Your instructions
Set the following entries down again exactly, line by line.

Dataset rows:

--

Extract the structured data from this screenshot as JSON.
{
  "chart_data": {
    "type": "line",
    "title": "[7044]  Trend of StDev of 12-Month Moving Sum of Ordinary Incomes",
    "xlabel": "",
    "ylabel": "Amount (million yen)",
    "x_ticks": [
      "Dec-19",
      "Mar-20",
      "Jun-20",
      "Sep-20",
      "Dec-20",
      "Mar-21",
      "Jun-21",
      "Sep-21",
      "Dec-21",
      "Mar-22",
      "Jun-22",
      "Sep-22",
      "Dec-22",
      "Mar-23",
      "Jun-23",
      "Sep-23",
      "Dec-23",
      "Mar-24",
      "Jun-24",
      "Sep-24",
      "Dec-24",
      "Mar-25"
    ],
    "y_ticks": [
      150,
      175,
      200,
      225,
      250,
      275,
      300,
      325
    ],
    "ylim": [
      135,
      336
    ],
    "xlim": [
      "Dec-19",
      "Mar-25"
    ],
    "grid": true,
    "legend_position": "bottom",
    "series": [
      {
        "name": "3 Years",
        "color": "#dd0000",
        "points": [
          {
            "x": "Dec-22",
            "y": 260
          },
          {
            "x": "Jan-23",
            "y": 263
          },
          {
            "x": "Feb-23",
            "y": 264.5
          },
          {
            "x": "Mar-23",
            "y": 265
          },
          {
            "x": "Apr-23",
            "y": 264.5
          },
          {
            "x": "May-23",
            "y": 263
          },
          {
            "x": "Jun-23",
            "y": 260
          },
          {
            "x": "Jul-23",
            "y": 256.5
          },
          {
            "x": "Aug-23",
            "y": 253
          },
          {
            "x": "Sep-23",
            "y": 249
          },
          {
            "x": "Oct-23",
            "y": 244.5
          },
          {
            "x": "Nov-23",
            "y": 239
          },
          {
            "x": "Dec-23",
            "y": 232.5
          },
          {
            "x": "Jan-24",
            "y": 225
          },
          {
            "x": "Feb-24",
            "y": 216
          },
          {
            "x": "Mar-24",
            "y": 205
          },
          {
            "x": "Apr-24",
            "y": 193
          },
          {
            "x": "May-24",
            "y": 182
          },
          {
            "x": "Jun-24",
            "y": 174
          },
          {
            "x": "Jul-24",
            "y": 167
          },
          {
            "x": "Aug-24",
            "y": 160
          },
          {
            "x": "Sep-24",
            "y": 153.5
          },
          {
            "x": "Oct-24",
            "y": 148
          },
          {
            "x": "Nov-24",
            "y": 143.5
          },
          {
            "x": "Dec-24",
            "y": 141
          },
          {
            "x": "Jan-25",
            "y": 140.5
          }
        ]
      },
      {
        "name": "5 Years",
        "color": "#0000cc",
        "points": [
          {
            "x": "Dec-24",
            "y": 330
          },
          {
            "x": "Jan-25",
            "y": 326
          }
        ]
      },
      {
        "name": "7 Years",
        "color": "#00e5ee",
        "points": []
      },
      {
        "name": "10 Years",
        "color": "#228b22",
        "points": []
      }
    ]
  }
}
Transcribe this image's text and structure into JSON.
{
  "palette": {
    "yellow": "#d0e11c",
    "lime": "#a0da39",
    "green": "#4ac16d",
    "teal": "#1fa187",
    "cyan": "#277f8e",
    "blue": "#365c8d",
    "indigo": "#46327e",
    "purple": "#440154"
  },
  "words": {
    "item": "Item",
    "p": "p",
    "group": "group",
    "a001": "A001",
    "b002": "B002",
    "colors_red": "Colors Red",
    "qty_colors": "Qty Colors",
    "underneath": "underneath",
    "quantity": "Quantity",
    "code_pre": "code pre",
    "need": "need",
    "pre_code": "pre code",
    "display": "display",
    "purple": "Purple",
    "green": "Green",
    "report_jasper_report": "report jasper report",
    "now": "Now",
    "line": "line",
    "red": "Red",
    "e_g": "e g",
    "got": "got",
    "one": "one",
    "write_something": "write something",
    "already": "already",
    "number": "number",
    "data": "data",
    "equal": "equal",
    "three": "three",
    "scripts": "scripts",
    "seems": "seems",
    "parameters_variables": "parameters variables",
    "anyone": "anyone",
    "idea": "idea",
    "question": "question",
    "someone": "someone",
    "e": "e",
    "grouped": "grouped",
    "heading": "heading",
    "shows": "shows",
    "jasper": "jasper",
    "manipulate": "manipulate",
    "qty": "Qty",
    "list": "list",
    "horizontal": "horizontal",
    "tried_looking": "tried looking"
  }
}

--

Task answer
Extract the structured data from this screenshot as JSON.
{
  "chart_data": {
    "type": "line",
    "title": "[7044]  Trend of StDev of 12-Month Moving Sum of Ordinary Incomes",
    "xlabel": "",
    "ylabel": "Amount (million yen)",
    "x_ticks": [
      "Dec-19",
      "Mar-20",
      "Jun-20",
      "Sep-20",
      "Dec-20",
      "Mar-21",
      "Jun-21",
      "Sep-21",
      "Dec-21",
      "Mar-22",
      "Jun-22",
      "Sep-22",
      "Dec-22",
      "Mar-23",
      "Jun-23",
      "Sep-23",
      "Dec-23",
      "Mar-24",
      "Jun-24",
      "Sep-24",
      "Dec-24",
      "Mar-25"
    ],
    "y_ticks": [
      150,
      175,
      200,
      225,
      250,
      275,
      300,
      325
    ],
    "ylim": [
      135,
      336
    ],
    "xlim": [
      "Dec-19",
      "Mar-25"
    ],
    "grid": true,
    "legend_position": "bottom",
    "series": [
      {
        "name": "3 Years",
        "color": "#dd0000",
        "points": [
          {
            "x": "Dec-22",
            "y": 260
          },
          {
            "x": "Jan-23",
            "y": 263
          },
          {
            "x": "Feb-23",
            "y": 264.5
          },
          {
            "x": "Mar-23",
            "y": 265
          },
          {
            "x": "Apr-23",
            "y": 264.5
          },
          {
            "x": "May-23",
            "y": 263
          },
          {
            "x": "Jun-23",
            "y": 260
          },
          {
            "x": "Jul-23",
            "y": 256.5
          },
          {
            "x": "Aug-23",
            "y": 253
          },
          {
            "x": "Sep-23",
            "y": 249
          },
          {
            "x": "Oct-23",
            "y": 244.5
          },
          {
            "x": "Nov-23",
            "y": 239
          },
          {
            "x": "Dec-23",
            "y": 232.5
          },
          {
            "x": "Jan-24",
            "y": 225
          },
          {
            "x": "Feb-24",
            "y": 216
          },
          {
            "x": "Mar-24",
            "y": 205
          },
          {
            "x": "Apr-24",
            "y": 193
          },
          {
            "x": "May-24",
            "y": 182
          },
          {
            "x": "Jun-24",
            "y": 174
          },
          {
            "x": "Jul-24",
            "y": 167
          },
          {
            "x": "Aug-24",
            "y": 160
          },
          {
            "x": "Sep-24",
            "y": 153.5
          },
          {
            "x": "Oct-24",
            "y": 148
          },
          {
            "x": "Nov-24",
            "y": 143.5
          },
          {
            "x": "Dec-24",
            "y": 141
          },
          {
            "x": "Jan-25",
            "y": 140.5
          }
        ]
      },
      {
        "name": "5 Years",
        "color": "#0000cc",
        "points": [
          {
            "x": "Dec-24",
            "y": 330
          },
          {
            "x": "Jan-25",
            "y": 326
          }
        ]
      },
      {
        "name": "7 Years",
        "color": "#00e5ee",
        "points": []
      },
      {
        "name": "10 Years",
        "color": "#228b22",
        "points": []
      }
    ]
  }
}
Transcribe this image's text and structure into JSON.
{
  "palette": {
    "yellow": "#d0e11c",
    "lime": "#a0da39",
    "green": "#4ac16d",
    "teal": "#1fa187",
    "cyan": "#277f8e",
    "blue": "#365c8d",
    "indigo": "#46327e",
    "purple": "#440154"
  },
  "words": {
    "item": "Item",
    "p": "p",
    "group": "group",
    "a001": "A001",
    "b002": "B002",
    "colors_red": "Colors Red",
    "qty_colors": "Qty Colors",
    "underneath": "underneath",
    "quantity": "Quantity",
    "code_pre": "code pre",
    "need": "need",
    "pre_code": "pre code",
    "display": "display",
    "purple": "Purple",
    "green": "Green",
    "report_jasper_report": "report jasper report",
    "now": "Now",
    "line": "line",
    "red": "Red",
    "e_g": "e g",
    "got": "got",
    "one": "one",
    "write_something": "write something",
    "already": "already",
    "number": "number",
    "data": "data",
    "equal": "equal",
    "three": "three",
    "scripts": "scripts",
    "seems": "seems",
    "parameters_variables": "parameters variables",
    "anyone": "anyone",
    "idea": "idea",
    "question": "question",
    "someone": "someone",
    "e": "e",
    "grouped": "grouped",
    "heading": "heading",
    "shows": "shows",
    "jasper": "jasper",
    "manipulate": "manipulate",
    "qty": "Qty",
    "list": "list",
    "horizontal": "horizontal",
    "tried_looking": "tried looking"
  }
}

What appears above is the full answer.